----- Records

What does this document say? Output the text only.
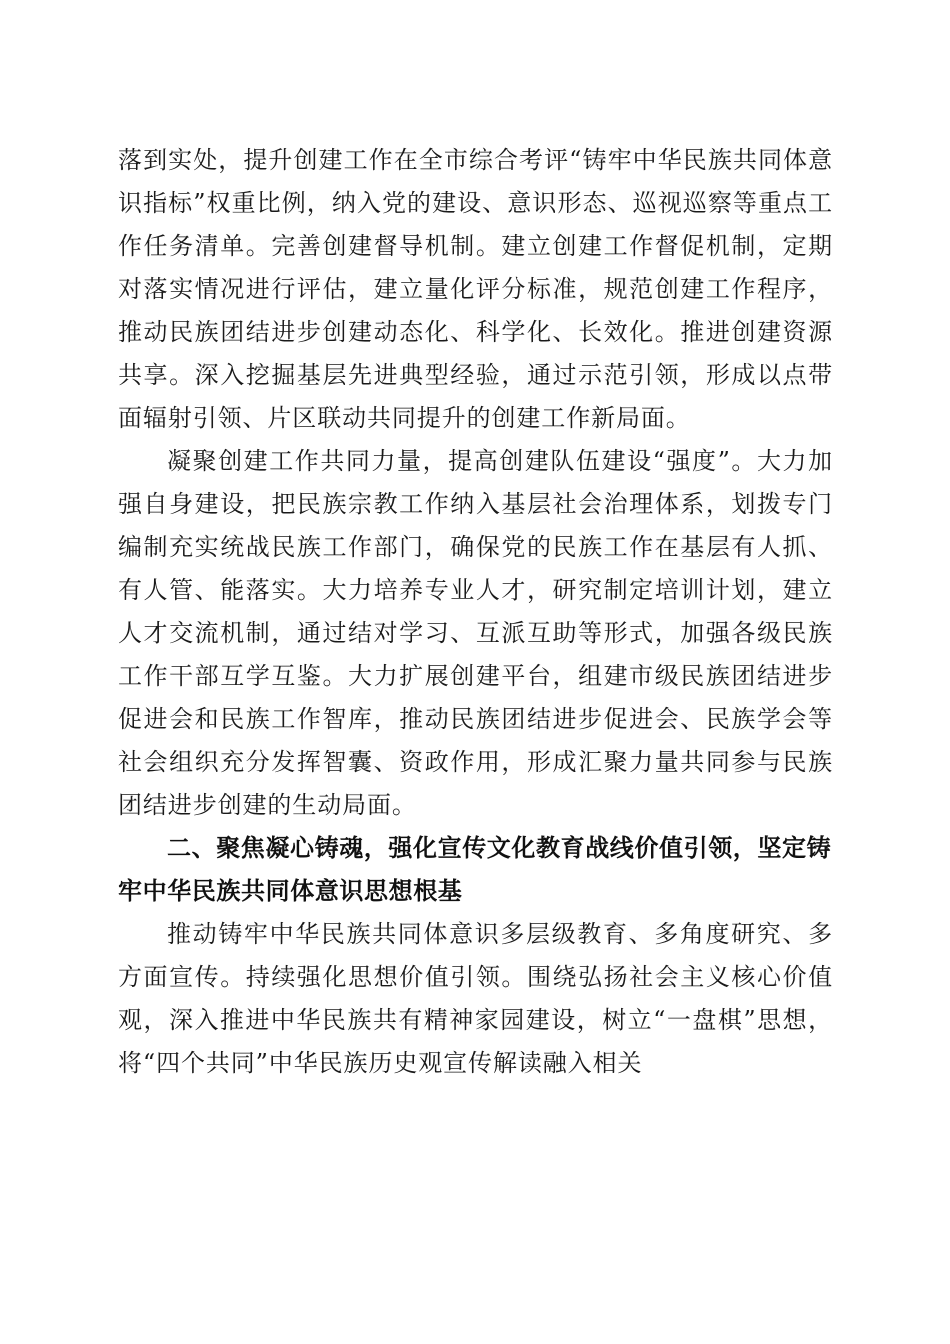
落到实处，提升创建工作在全市综合考评“铸牢中华民族共同体意识指标”权重比例，纳入党的建设、意识形态、巡视巡察等重点工作任务清单。完善创建督导机制。建立创建工作督促机制，定期对落实情况进行评估，建立量化评分标准，规范创建工作程序，推动民族团结进步创建动态化、科学化、长效化。推进创建资源共享。深入挖掘基层先进典型经验，通过示范引领，形成以点带面辐射引领、片区联动共同提升的创建工作新局面。

凝聚创建工作共同力量，提高创建队伍建设“强度”。大力加强自身建设，把民族宗教工作纳入基层社会治理体系，划拨专门编制充实统战民族工作部门，确保党的民族工作在基层有人抓、有人管、能落实。大力培养专业人才，研究制定培训计划，建立人才交流机制，通过结对学习、互派互助等形式，加强各级民族工作干部互学互鉴。大力扩展创建平台，组建市级民族团结进步促进会和民族工作智库，推动民族团结进步促进会、民族学会等社会组织充分发挥智囊、资政作用，形成汇聚力量共同参与民族团结进步创建的生动局面。

二、聚焦凝心铸魂，强化宣传文化教育战线价值引领，坚定铸牢中华民族共同体意识思想根基

推动铸牢中华民族共同体意识多层级教育、多角度研究、多方面宣传。持续强化思想价值引领。围绕弘扬社会主义核心价值观，深入推进中华民族共有精神家园建设，树立“一盘棋”思想，将“四个共同”中华民族历史观宣传解读融入相关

----------

> [Request]: Set the data above down again exactly as given, with no pictures.

> [Result of this exercise]:
What does this document say? Output the text only.
落到实处，提升创建工作在全市综合考评“铸牢中华民族共同体意识指标”权重比例，纳入党的建设、意识形态、巡视巡察等重点工作任务清单。完善创建督导机制。建立创建工作督促机制，定期对落实情况进行评估，建立量化评分标准，规范创建工作程序，推动民族团结进步创建动态化、科学化、长效化。推进创建资源共享。深入挖掘基层先进典型经验，通过示范引领，形成以点带面辐射引领、片区联动共同提升的创建工作新局面。

凝聚创建工作共同力量，提高创建队伍建设“强度”。大力加强自身建设，把民族宗教工作纳入基层社会治理体系，划拨专门编制充实统战民族工作部门，确保党的民族工作在基层有人抓、有人管、能落实。大力培养专业人才，研究制定培训计划，建立人才交流机制，通过结对学习、互派互助等形式，加强各级民族工作干部互学互鉴。大力扩展创建平台，组建市级民族团结进步促进会和民族工作智库，推动民族团结进步促进会、民族学会等社会组织充分发挥智囊、资政作用，形成汇聚力量共同参与民族团结进步创建的生动局面。

二、聚焦凝心铸魂，强化宣传文化教育战线价值引领，坚定铸牢中华民族共同体意识思想根基

推动铸牢中华民族共同体意识多层级教育、多角度研究、多方面宣传。持续强化思想价值引领。围绕弘扬社会主义核心价值观，深入推进中华民族共有精神家园建设，树立“一盘棋”思想，将“四个共同”中华民族历史观宣传解读融入相关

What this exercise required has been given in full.